**Given problem**
Drop every picture, then transcribe the remaining data exactly.

**Records from a data source**
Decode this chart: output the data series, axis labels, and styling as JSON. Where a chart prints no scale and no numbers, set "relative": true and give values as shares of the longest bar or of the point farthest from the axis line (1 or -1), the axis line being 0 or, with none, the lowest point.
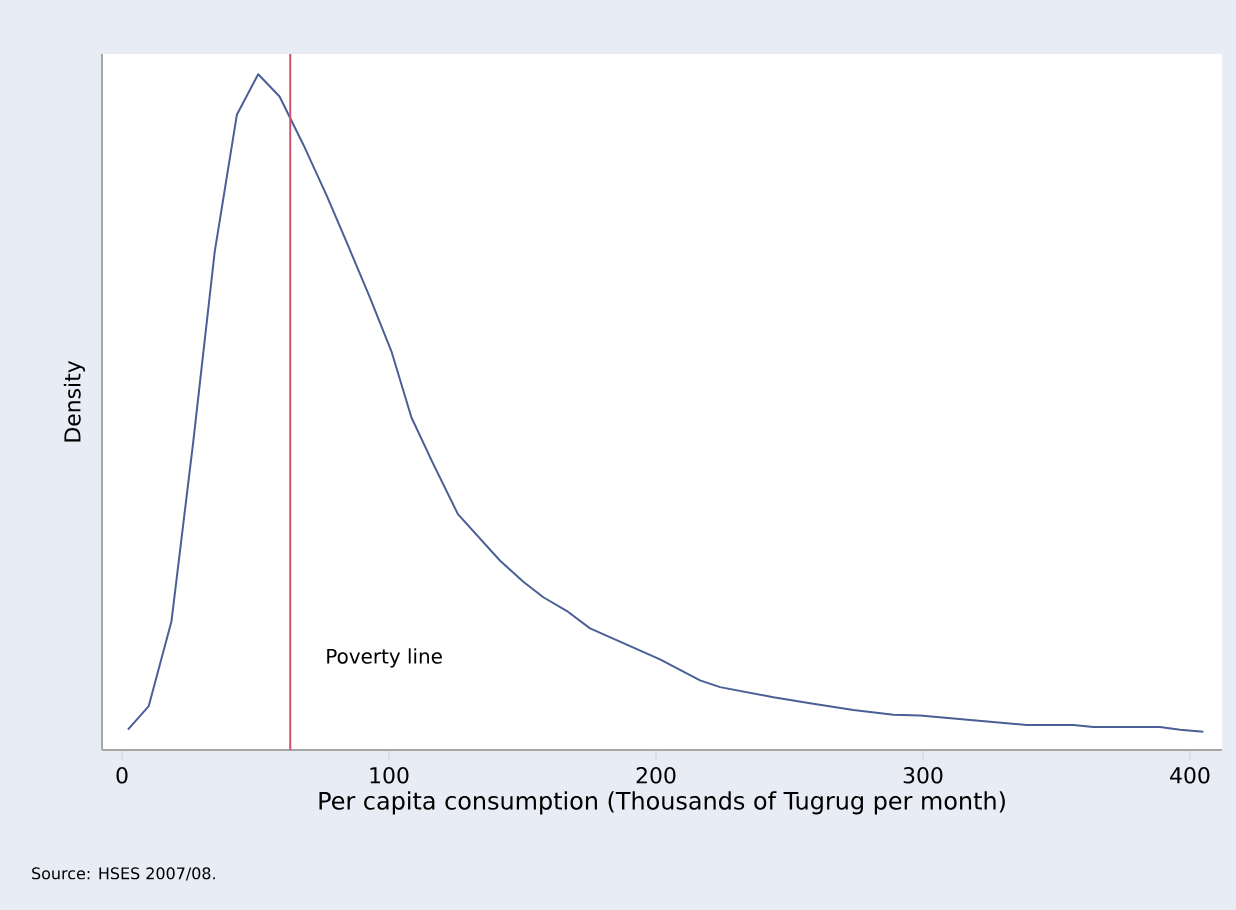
{
  "chart_data": {
    "type": "line",
    "relative": true,
    "xlabel": "Per capita consumption (Thousands of Tugrug per month)",
    "ylabel": "Density",
    "x": [
      2.2,
      10,
      18.5,
      26.7,
      34.7,
      43,
      51,
      59,
      68,
      76.7,
      84.6,
      92.9,
      100.9,
      108.4,
      116.6,
      125.8,
      141.6,
      150.3,
      157.8,
      166.5,
      175.3,
      201.5,
      216.5,
      224,
      244,
      257.7,
      273.9,
      288.9,
      298.9,
      338.9,
      356.3,
      363.8,
      388.8,
      396.3,
      405
    ],
    "series": [
      {
        "color": "#4a5f95",
        "values": [
          0.03,
          0.065,
          0.19,
          0.457,
          0.737,
          0.94,
          1,
          0.967,
          0.895,
          0.82,
          0.747,
          0.669,
          0.59,
          0.492,
          0.423,
          0.349,
          0.28,
          0.249,
          0.226,
          0.206,
          0.18,
          0.134,
          0.103,
          0.093,
          0.078,
          0.069,
          0.059,
          0.052,
          0.051,
          0.037,
          0.037,
          0.034,
          0.034,
          0.03,
          0.027
        ]
      }
    ],
    "xlim": [
      -7.5,
      412
    ],
    "xticks": [
      0,
      100,
      200,
      300,
      400
    ],
    "ref_lines": [
      {
        "axis": "x",
        "value": 63,
        "label": "Poverty line",
        "color": "#d0506e"
      }
    ],
    "annotations": [
      "Source: HSES 2007/08."
    ]
  }
}
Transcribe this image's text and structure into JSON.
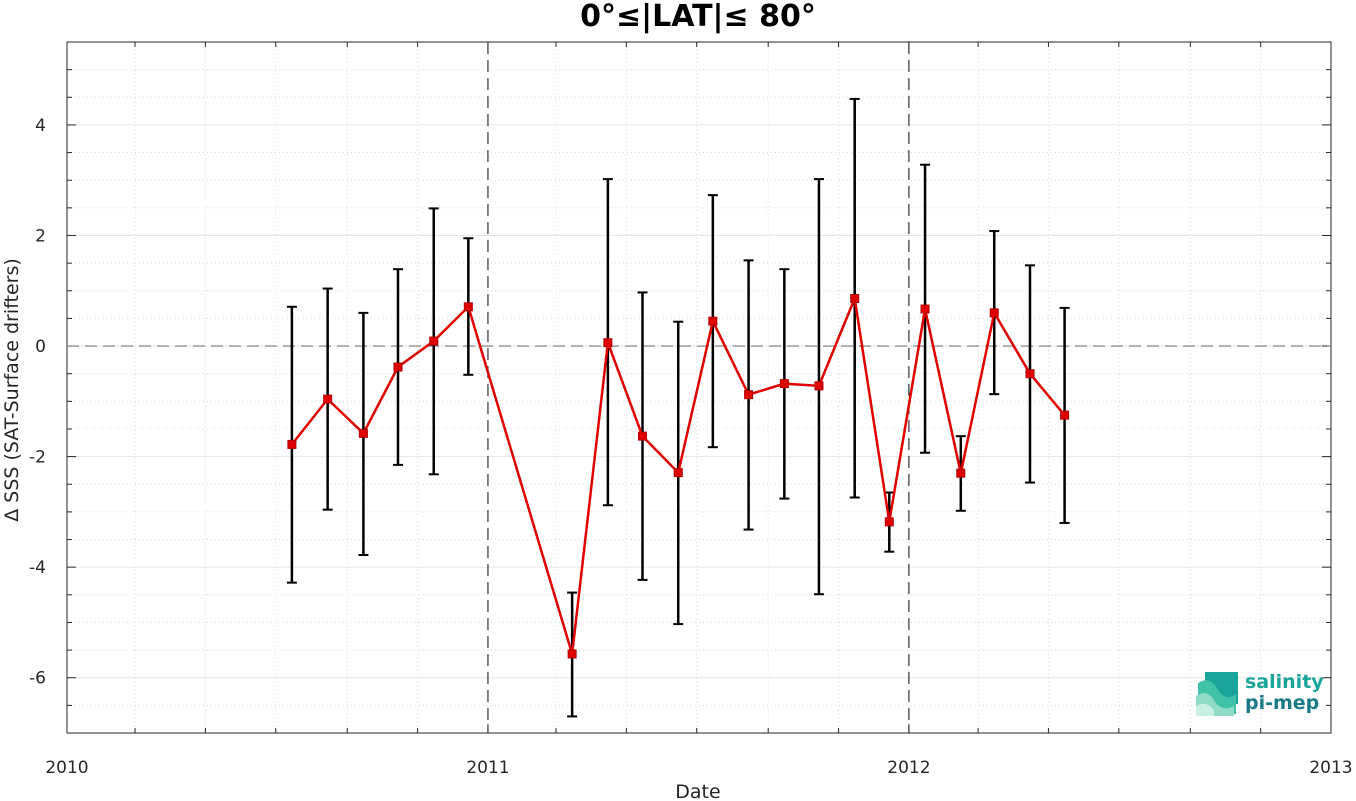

**Exercise answer**
Decode this chart: output the data series, axis labels, and styling as JSON. Where a chart prints no scale and no numbers, set "relative": true and give values as shares of the longest bar or of the point farthest from the axis line (1 or -1), the axis line being 0 or, with none, the lowest point.
{
  "chart_data": {
    "type": "line",
    "relative": true,
    "xlabel": "Per capita consumption (Thousands of Tugrug per month)",
    "ylabel": "Density",
    "x": [
      2.2,
      10,
      18.5,
      26.7,
      34.7,
      43,
      51,
      59,
      68,
      76.7,
      84.6,
      92.9,
      100.9,
      108.4,
      116.6,
      125.8,
      141.6,
      150.3,
      157.8,
      166.5,
      175.3,
      201.5,
      216.5,
      224,
      244,
      257.7,
      273.9,
      288.9,
      298.9,
      338.9,
      356.3,
      363.8,
      388.8,
      396.3,
      405
    ],
    "series": [
      {
        "color": "#4a5f95",
        "values": [
          0.03,
          0.065,
          0.19,
          0.457,
          0.737,
          0.94,
          1,
          0.967,
          0.895,
          0.82,
          0.747,
          0.669,
          0.59,
          0.492,
          0.423,
          0.349,
          0.28,
          0.249,
          0.226,
          0.206,
          0.18,
          0.134,
          0.103,
          0.093,
          0.078,
          0.069,
          0.059,
          0.052,
          0.051,
          0.037,
          0.037,
          0.034,
          0.034,
          0.03,
          0.027
        ]
      }
    ],
    "xlim": [
      -7.5,
      412
    ],
    "xticks": [
      0,
      100,
      200,
      300,
      400
    ],
    "ref_lines": [
      {
        "axis": "x",
        "value": 63,
        "label": "Poverty line",
        "color": "#d0506e"
      }
    ],
    "annotations": [
      "Source: HSES 2007/08."
    ]
  }
}
Transcribe this image's text and structure into JSON.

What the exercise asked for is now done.